▸ **Your goal**
Continue the passage below on dental bone graft costs, starting right after its last line.

That said, when a graft is genuinely needed, skipping it risks implant failure — which costs far more than the graft. The goal is avoiding unnecessary grafting, not necessary grafting.

Bone graft cost with insurance

Coverage is frustratingly inconsistent:

  • Plans that exclude implants often exclude implant-related grafts too.
  • A socket graft coded with the extraction is sometimes covered as part of the extraction — ask the office to bill it that way where legitimate.
  • Medical insurance may cover grafts following trauma, tumor removal, or congenital conditions.

Because coverage varies so much, a written pre-treatment estimate is essential here — don’t rely on a verbal “it should be covered.”

5 debt-free ways to pay less

  1. Dental school oral surgery and periodontics clinics perform bone grafts at 40–60% off under faculty supervision.
  2. Graft at extraction time, not years later — the single biggest saving, as above.
  3. Ask whether grafting can be avoided with angled/short implants or an alternative plan (second opinion).
  4. Bundle with the extraction or implant surgery to save on separate facility and sedation fees.

▸ **Data for review**
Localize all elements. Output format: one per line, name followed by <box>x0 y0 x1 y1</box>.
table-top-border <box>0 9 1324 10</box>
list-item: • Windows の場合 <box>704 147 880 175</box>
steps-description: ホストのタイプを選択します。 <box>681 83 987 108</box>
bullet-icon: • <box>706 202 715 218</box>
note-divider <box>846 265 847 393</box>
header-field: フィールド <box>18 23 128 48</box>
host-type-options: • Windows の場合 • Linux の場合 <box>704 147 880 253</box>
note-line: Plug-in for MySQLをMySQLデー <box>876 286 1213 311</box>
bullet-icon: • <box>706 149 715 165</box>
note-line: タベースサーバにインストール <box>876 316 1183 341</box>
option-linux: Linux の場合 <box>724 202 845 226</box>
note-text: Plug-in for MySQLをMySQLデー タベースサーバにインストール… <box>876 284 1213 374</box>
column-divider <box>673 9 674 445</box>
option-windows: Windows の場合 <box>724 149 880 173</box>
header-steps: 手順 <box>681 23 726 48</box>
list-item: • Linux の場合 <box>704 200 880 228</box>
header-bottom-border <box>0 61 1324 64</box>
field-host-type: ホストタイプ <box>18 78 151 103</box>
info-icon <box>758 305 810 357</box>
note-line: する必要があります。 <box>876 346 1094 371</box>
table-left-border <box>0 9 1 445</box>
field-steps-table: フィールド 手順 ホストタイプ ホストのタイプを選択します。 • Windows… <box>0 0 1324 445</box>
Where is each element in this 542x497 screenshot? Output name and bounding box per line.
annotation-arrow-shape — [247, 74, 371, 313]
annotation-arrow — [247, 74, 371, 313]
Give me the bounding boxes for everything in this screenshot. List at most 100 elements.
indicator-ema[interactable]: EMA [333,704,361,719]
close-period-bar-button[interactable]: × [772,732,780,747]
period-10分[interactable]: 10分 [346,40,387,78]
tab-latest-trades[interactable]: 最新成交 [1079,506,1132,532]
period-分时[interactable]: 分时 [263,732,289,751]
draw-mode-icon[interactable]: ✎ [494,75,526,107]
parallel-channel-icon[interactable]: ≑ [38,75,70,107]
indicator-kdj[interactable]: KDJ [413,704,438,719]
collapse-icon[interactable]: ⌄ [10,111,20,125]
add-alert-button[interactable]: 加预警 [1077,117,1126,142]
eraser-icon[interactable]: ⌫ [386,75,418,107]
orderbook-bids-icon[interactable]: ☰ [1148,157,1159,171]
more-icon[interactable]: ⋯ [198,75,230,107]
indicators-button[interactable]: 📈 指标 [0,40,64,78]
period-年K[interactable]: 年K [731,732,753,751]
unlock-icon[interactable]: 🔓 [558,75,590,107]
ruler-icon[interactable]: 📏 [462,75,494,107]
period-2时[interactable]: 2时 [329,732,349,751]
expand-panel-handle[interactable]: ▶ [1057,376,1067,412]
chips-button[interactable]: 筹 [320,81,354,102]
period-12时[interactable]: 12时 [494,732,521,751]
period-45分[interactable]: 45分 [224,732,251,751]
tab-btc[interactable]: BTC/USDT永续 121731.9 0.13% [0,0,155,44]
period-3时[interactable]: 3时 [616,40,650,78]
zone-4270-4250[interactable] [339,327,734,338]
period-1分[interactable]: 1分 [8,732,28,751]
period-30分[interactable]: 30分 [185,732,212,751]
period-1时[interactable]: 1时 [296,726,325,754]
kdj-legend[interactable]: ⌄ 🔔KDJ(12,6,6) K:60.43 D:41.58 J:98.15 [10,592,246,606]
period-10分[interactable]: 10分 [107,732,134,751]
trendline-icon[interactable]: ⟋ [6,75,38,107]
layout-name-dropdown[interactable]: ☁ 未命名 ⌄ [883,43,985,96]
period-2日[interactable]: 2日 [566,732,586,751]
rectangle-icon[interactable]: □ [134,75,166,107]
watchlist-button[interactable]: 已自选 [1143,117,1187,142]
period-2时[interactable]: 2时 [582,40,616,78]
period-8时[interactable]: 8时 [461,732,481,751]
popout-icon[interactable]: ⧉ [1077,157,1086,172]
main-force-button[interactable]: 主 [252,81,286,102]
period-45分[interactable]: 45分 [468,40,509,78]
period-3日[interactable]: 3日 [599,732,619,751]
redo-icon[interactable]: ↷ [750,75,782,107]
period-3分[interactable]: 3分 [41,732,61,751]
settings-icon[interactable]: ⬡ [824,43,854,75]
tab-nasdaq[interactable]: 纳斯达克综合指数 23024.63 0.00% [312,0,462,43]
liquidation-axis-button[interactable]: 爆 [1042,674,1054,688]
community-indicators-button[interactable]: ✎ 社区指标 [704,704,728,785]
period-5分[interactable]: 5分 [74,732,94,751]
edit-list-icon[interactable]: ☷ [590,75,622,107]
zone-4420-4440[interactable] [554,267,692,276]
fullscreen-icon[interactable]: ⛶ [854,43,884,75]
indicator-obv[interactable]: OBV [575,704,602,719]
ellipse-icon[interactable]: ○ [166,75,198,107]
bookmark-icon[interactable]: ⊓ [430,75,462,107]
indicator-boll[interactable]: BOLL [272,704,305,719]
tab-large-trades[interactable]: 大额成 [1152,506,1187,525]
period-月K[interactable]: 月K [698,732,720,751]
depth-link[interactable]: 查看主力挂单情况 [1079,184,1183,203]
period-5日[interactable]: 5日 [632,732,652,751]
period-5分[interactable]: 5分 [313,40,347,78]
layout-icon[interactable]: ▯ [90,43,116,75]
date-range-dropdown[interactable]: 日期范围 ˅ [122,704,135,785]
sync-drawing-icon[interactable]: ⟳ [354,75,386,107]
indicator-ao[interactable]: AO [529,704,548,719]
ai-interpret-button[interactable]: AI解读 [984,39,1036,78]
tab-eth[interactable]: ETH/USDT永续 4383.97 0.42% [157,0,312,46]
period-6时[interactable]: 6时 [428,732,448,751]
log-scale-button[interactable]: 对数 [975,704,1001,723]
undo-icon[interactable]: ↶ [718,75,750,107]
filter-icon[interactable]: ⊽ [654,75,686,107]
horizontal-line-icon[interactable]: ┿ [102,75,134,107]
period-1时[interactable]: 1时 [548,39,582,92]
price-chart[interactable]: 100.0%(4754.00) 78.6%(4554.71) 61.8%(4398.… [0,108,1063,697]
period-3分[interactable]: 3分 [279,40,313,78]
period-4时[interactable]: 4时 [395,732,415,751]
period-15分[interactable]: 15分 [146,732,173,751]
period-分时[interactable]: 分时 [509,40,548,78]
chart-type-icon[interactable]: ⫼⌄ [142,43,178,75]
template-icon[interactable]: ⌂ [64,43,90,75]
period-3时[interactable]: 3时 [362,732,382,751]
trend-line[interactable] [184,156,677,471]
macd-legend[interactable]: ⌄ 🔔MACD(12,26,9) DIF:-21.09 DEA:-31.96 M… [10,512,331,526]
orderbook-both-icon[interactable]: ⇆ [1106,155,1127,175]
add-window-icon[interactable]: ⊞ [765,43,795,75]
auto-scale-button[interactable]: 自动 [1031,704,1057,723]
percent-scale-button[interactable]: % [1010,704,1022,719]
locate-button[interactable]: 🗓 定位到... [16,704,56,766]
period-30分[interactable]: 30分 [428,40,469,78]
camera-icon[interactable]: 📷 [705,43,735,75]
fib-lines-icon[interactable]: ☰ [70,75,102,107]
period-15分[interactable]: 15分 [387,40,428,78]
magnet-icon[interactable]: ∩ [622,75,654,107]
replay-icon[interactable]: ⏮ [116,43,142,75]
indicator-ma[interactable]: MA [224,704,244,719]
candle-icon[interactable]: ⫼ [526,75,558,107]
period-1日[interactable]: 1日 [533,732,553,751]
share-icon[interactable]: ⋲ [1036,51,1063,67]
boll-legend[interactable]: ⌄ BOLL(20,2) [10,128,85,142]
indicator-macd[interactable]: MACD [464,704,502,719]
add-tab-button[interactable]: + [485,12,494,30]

▸ **Response area**
  5. HSA/FSA and cash-pay discounts apply — grafting is a qualified medical expense, and paid-in-full discounts of 5–10% are common.

Where it fits in the implant journey

A bone graft is one stage of implant treatment, and understanding the whole sequence helps you budget: extraction (with socket graft if planned) → 3–6 months healing → implant placement → more healing → crown. Each stage is billed as it happens, so a graft-inclusive implant plan spreads its cost over the better part of a year — a natural, interest-free way to manage the total. For the full implant picture and every way to bring the overall cost down, see our dental implant cost guide and affordable implants guide.

Frequently asked questions

How much does a dental bone graft cost?

A simple socket graft (done when a tooth is extracted) costs $300–$1,200. Larger procedures cost more: ridge augmentation runs $1,000–$3,000 and a sinus lift $1,500–$3,000. The price depends on how much bone is needed and the grafting material used. Most bone grafts are done to prepare a site for a dental implant.

Why do I need a bone graft for a dental implant?

Implants need enough healthy jawbone to anchor into. When a tooth has been missing for a while, the bone that once supported it shrinks away — sometimes leaving too little for an implant. A bone graft rebuilds that volume so the implant has something solid to fuse with. This is why getting an implant sooner after tooth loss can avoid the added grafting cost.

Does insurance cover bone grafts?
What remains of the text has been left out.